## WHAT THIS TASK INVOLVES
Copy out all lines in the data below containing the string "true".

Dataset listings of figures
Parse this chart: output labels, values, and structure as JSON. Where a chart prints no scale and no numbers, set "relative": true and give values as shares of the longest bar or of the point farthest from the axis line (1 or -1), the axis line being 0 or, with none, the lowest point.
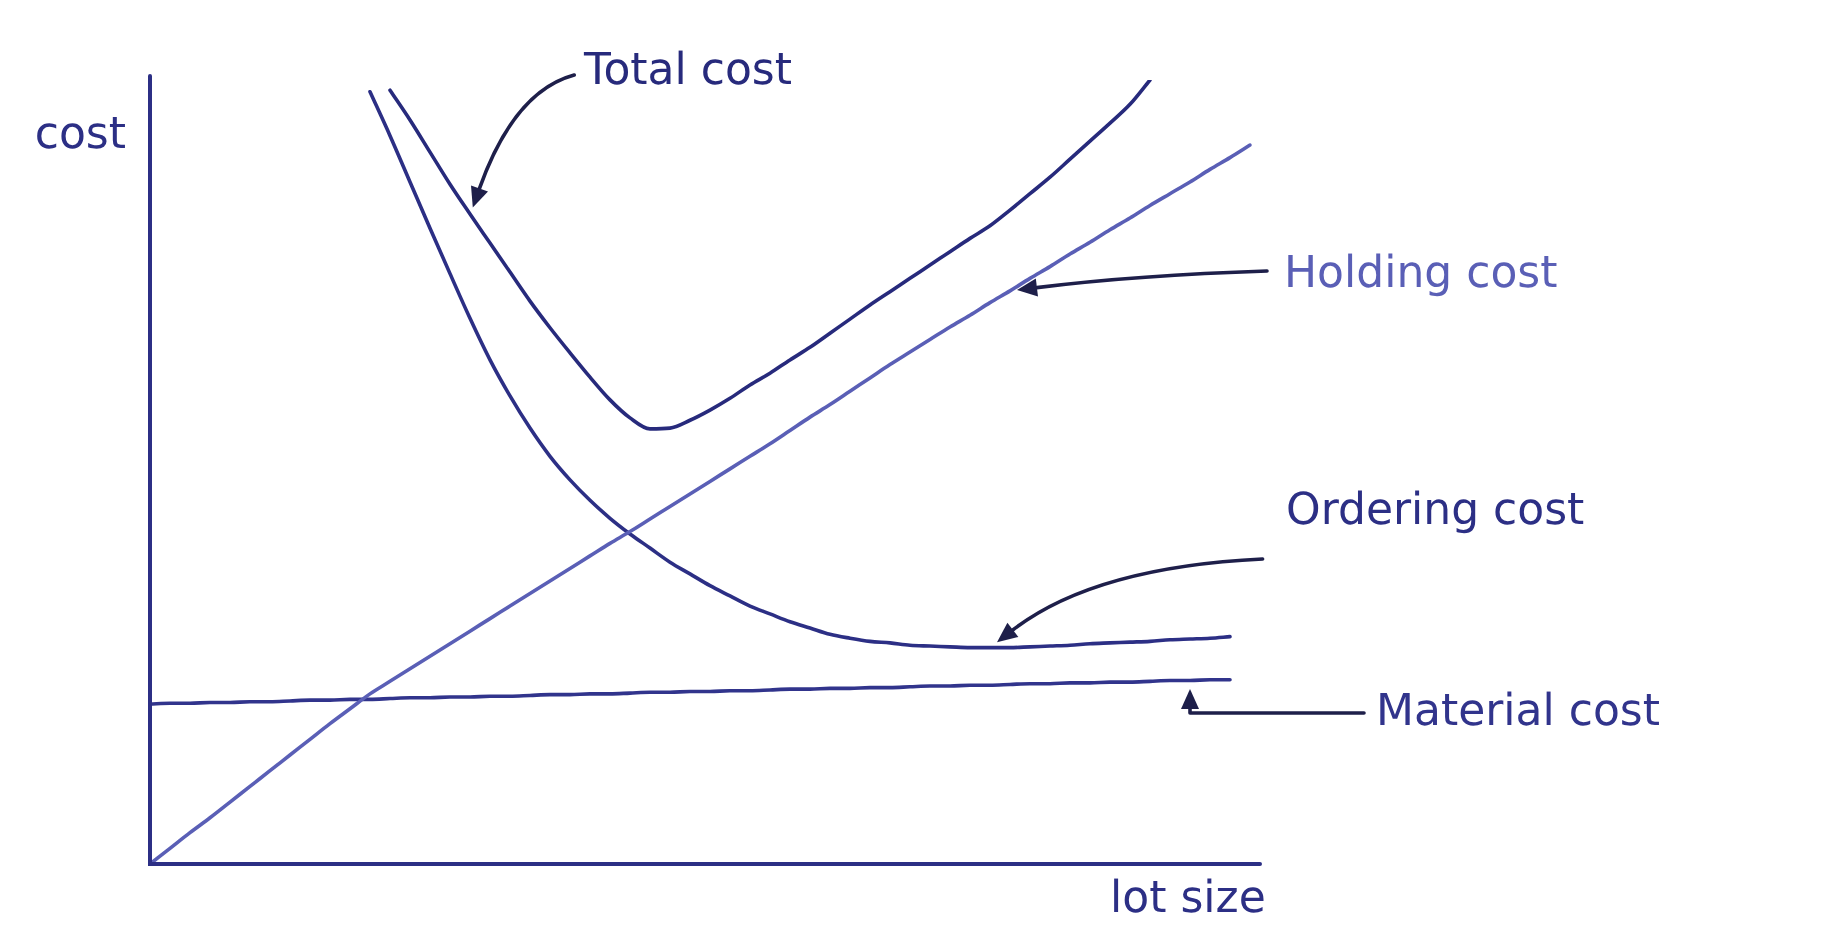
{
  "chart_data": {
    "type": "line",
    "ylabel": "cost",
    "xlabel": "lot size",
    "relative": true,
    "categories": [
      null,
      null,
      null,
      null,
      null,
      null,
      null,
      null,
      null,
      null,
      null,
      null,
      null,
      null,
      null,
      null,
      null,
      null,
      null,
      null,
      null,
      null,
      null,
      null,
      null,
      null,
      null,
      null,
      null,
      null,
      null,
      null,
      null,
      null,
      null,
      null,
      null,
      null,
      null,
      null,
      null,
      null,
      null,
      null,
      null,
      null,
      null,
      null,
      null,
      null,
      null,
      null,
      null,
      null,
      null,
      null
    ],
    "series": [
      {
        "name": "Total cost",
        "color": "#272a7c",
        "values": [
          null,
          null,
          null,
          null,
          null,
          null,
          null,
          null,
          null,
          null,
          null,
          null,
          0.987,
          0.949,
          0.908,
          0.867,
          0.829,
          0.792,
          0.755,
          0.718,
          0.684,
          0.652,
          0.621,
          0.592,
          0.569,
          0.555,
          0.556,
          0.566,
          0.579,
          0.594,
          0.611,
          0.626,
          0.643,
          0.659,
          0.677,
          0.695,
          0.713,
          0.73,
          0.747,
          0.764,
          0.781,
          0.798,
          0.814,
          0.834,
          0.855,
          0.876,
          0.899,
          0.922,
          0.945,
          0.969,
          1,
          null,
          null,
          null,
          null,
          null
        ]
      },
      {
        "name": "Holding cost",
        "color": "#5a5fb6",
        "values": [
          0,
          0.02,
          0.04,
          0.059,
          0.079,
          0.099,
          0.119,
          0.139,
          0.159,
          0.179,
          0.198,
          0.217,
          0.233,
          0.249,
          0.265,
          0.281,
          0.297,
          0.313,
          0.329,
          0.345,
          0.361,
          0.377,
          0.393,
          0.409,
          0.424,
          0.44,
          0.456,
          0.472,
          0.488,
          0.504,
          0.52,
          0.536,
          0.553,
          0.57,
          0.586,
          0.603,
          0.62,
          0.637,
          0.653,
          0.669,
          0.685,
          0.7,
          0.716,
          0.731,
          0.747,
          0.762,
          0.778,
          0.793,
          0.809,
          0.824,
          0.84,
          0.855,
          0.87,
          0.886,
          0.901,
          0.917
        ]
      },
      {
        "name": "Ordering cost",
        "color": "#2c2f85",
        "values": [
          null,
          null,
          null,
          null,
          null,
          null,
          null,
          null,
          null,
          null,
          null,
          0.985,
          0.929,
          0.87,
          0.811,
          0.753,
          0.696,
          0.643,
          0.597,
          0.556,
          0.52,
          0.49,
          0.464,
          0.441,
          0.421,
          0.403,
          0.385,
          0.37,
          0.355,
          0.342,
          0.329,
          0.319,
          0.309,
          0.301,
          0.293,
          0.288,
          0.284,
          0.282,
          0.279,
          0.278,
          0.277,
          0.276,
          0.276,
          0.276,
          0.277,
          0.278,
          0.279,
          0.281,
          0.282,
          0.283,
          0.284,
          0.286,
          0.287,
          0.288,
          0.29,
          null
        ]
      },
      {
        "name": "Material cost",
        "color": "#31348c",
        "values": [
          0.204,
          0.205,
          0.205,
          0.206,
          0.206,
          0.207,
          0.207,
          0.208,
          0.209,
          0.209,
          0.21,
          0.21,
          0.211,
          0.212,
          0.212,
          0.213,
          0.213,
          0.214,
          0.214,
          0.215,
          0.216,
          0.216,
          0.217,
          0.217,
          0.218,
          0.219,
          0.219,
          0.22,
          0.22,
          0.221,
          0.221,
          0.222,
          0.223,
          0.223,
          0.224,
          0.224,
          0.225,
          0.225,
          0.226,
          0.227,
          0.227,
          0.228,
          0.228,
          0.229,
          0.23,
          0.23,
          0.231,
          0.231,
          0.232,
          0.232,
          0.233,
          0.234,
          0.234,
          0.235,
          0.235,
          null
        ]
      }
    ]
  }
}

## RESPONSE TO THE TASK
Parse this chart: output labels, values, and structure as JSON. Where a chart prints no scale and no numbers, set "relative": true and give values as shares of the longest bar or of the point farthest from the axis line (1 or -1), the axis line being 0 or, with none, the lowest point.
    "relative": true,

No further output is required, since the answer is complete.